> _Problem statement_
Every line below must be reproduced exactly. Copy them all.

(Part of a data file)

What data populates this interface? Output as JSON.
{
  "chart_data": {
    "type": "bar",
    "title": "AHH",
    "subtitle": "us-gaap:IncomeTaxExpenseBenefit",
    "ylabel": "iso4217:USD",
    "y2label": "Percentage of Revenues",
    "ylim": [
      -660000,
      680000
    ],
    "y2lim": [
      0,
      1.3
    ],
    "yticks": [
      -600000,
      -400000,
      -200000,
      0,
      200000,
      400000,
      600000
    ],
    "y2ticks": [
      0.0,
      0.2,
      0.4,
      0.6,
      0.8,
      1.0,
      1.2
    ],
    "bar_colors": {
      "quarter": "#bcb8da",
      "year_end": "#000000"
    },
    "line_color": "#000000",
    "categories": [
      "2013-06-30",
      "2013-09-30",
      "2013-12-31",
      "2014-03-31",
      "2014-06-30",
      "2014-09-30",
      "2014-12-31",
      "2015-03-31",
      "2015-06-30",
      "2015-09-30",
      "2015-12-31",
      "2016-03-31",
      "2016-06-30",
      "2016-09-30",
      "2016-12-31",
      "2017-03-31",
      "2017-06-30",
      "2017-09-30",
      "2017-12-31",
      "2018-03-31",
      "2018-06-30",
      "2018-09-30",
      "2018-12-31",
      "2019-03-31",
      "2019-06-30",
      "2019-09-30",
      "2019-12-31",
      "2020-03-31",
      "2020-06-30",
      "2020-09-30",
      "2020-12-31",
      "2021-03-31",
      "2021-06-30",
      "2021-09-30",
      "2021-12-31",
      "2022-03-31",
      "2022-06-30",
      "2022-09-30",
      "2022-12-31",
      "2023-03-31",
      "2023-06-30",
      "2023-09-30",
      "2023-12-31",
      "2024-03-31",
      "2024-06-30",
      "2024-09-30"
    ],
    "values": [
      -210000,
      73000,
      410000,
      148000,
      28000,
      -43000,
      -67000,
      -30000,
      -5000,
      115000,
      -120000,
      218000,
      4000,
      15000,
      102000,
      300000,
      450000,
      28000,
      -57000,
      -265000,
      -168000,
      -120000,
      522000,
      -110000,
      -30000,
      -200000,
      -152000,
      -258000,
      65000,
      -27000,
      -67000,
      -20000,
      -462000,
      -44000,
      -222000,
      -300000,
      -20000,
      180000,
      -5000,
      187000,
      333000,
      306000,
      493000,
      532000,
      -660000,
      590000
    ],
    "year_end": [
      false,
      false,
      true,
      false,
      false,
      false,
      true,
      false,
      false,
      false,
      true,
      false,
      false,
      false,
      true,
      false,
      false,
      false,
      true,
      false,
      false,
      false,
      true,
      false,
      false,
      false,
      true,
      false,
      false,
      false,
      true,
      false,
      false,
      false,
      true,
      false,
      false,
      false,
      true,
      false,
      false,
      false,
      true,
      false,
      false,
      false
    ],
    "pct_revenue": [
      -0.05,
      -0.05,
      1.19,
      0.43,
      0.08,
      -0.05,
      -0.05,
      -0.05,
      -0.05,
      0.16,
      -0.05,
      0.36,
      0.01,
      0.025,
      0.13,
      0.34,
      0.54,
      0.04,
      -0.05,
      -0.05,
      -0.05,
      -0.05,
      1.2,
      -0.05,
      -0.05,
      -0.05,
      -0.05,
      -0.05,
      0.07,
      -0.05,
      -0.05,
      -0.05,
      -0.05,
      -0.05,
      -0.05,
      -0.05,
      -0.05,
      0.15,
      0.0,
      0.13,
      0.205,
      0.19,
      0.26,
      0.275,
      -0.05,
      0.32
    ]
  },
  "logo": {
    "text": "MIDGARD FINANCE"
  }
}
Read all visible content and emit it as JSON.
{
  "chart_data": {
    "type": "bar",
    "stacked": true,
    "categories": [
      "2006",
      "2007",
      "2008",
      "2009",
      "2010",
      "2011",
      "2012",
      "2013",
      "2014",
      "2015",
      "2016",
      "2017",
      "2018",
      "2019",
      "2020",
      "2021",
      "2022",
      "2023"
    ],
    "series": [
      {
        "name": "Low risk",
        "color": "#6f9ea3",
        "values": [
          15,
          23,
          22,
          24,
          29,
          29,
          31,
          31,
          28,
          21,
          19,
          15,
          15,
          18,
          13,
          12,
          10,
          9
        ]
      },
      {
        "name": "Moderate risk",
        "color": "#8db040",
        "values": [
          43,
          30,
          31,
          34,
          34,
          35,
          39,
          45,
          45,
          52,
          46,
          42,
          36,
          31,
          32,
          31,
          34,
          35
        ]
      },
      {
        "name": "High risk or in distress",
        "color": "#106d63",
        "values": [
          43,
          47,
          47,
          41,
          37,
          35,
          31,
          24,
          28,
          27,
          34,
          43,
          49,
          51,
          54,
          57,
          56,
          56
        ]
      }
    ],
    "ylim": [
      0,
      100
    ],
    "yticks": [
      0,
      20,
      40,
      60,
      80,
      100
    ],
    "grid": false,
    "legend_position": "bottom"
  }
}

> _Task output_
What data populates this interface? Output as JSON.
{
  "chart_data": {
    "type": "bar",
    "title": "AHH",
    "subtitle": "us-gaap:IncomeTaxExpenseBenefit",
    "ylabel": "iso4217:USD",
    "y2label": "Percentage of Revenues",
    "ylim": [
      -660000,
      680000
    ],
    "y2lim": [
      0,
      1.3
    ],
    "yticks": [
      -600000,
      -400000,
      -200000,
      0,
      200000,
      400000,
      600000
    ],
    "y2ticks": [
      0.0,
      0.2,
      0.4,
      0.6,
      0.8,
      1.0,
      1.2
    ],
    "bar_colors": {
      "quarter": "#bcb8da",
      "year_end": "#000000"
    },
    "line_color": "#000000",
    "categories": [
      "2013-06-30",
      "2013-09-30",
      "2013-12-31",
      "2014-03-31",
      "2014-06-30",
      "2014-09-30",
      "2014-12-31",
      "2015-03-31",
      "2015-06-30",
      "2015-09-30",
      "2015-12-31",
      "2016-03-31",
      "2016-06-30",
      "2016-09-30",
      "2016-12-31",
      "2017-03-31",
      "2017-06-30",
      "2017-09-30",
      "2017-12-31",
      "2018-03-31",
      "2018-06-30",
      "2018-09-30",
      "2018-12-31",
      "2019-03-31",
      "2019-06-30",
      "2019-09-30",
      "2019-12-31",
      "2020-03-31",
      "2020-06-30",
      "2020-09-30",
      "2020-12-31",
      "2021-03-31",
      "2021-06-30",
      "2021-09-30",
      "2021-12-31",
      "2022-03-31",
      "2022-06-30",
      "2022-09-30",
      "2022-12-31",
      "2023-03-31",
      "2023-06-30",
      "2023-09-30",
      "2023-12-31",
      "2024-03-31",
      "2024-06-30",
      "2024-09-30"
    ],
    "values": [
      -210000,
      73000,
      410000,
      148000,
      28000,
      -43000,
      -67000,
      -30000,
      -5000,
      115000,
      -120000,
      218000,
      4000,
      15000,
      102000,
      300000,
      450000,
      28000,
      -57000,
      -265000,
      -168000,
      -120000,
      522000,
      -110000,
      -30000,
      -200000,
      -152000,
      -258000,
      65000,
      -27000,
      -67000,
      -20000,
      -462000,
      -44000,
      -222000,
      -300000,
      -20000,
      180000,
      -5000,
      187000,
      333000,
      306000,
      493000,
      532000,
      -660000,
      590000
    ],
    "year_end": [
      false,
      false,
      true,
      false,
      false,
      false,
      true,
      false,
      false,
      false,
      true,
      false,
      false,
      false,
      true,
      false,
      false,
      false,
      true,
      false,
      false,
      false,
      true,
      false,
      false,
      false,
      true,
      false,
      false,
      false,
      true,
      false,
      false,
      false,
      true,
      false,
      false,
      false,
      true,
      false,
      false,
      false,
      true,
      false,
      false,
      false
    ],
    "pct_revenue": [
      -0.05,
      -0.05,
      1.19,
      0.43,
      0.08,
      -0.05,
      -0.05,
      -0.05,
      -0.05,
      0.16,
      -0.05,
      0.36,
      0.01,
      0.025,
      0.13,
      0.34,
      0.54,
      0.04,
      -0.05,
      -0.05,
      -0.05,
      -0.05,
      1.2,
      -0.05,
      -0.05,
      -0.05,
      -0.05,
      -0.05,
      0.07,
      -0.05,
      -0.05,
      -0.05,
      -0.05,
      -0.05,
      -0.05,
      -0.05,
      -0.05,
      0.15,
      0.0,
      0.13,
      0.205,
      0.19,
      0.26,
      0.275,
      -0.05,
      0.32
    ]
  },
  "logo": {
    "text": "MIDGARD FINANCE"
  }
}
Read all visible content and emit it as JSON.
{
  "chart_data": {
    "type": "bar",
    "stacked": true,
    "categories": [
      "2006",
      "2007",
      "2008",
      "2009",
      "2010",
      "2011",
      "2012",
      "2013",
      "2014",
      "2015",
      "2016",
      "2017",
      "2018",
      "2019",
      "2020",
      "2021",
      "2022",
      "2023"
    ],
    "series": [
      {
        "name": "Low risk",
        "color": "#6f9ea3",
        "values": [
          15,
          23,
          22,
          24,
          29,
          29,
          31,
          31,
          28,
          21,
          19,
          15,
          15,
          18,
          13,
          12,
          10,
          9
        ]
      },
      {
        "name": "Moderate risk",
        "color": "#8db040",
        "values": [
          43,
          30,
          31,
          34,
          34,
          35,
          39,
          45,
          45,
          52,
          46,
          42,
          36,
          31,
          32,
          31,
          34,
          35
        ]
      },
      {
        "name": "High risk or in distress",
        "color": "#106d63",
        "values": [
          43,
          47,
          47,
          41,
          37,
          35,
          31,
          24,
          28,
          27,
          34,
          43,
          49,
          51,
          54,
          57,
          56,
          56
        ]
      }
    ],
    "ylim": [
      0,
      100
    ],
    "yticks": [
      0,
      20,
      40,
      60,
      80,
      100
    ],
    "grid": false,
    "legend_position": "bottom"
  }
}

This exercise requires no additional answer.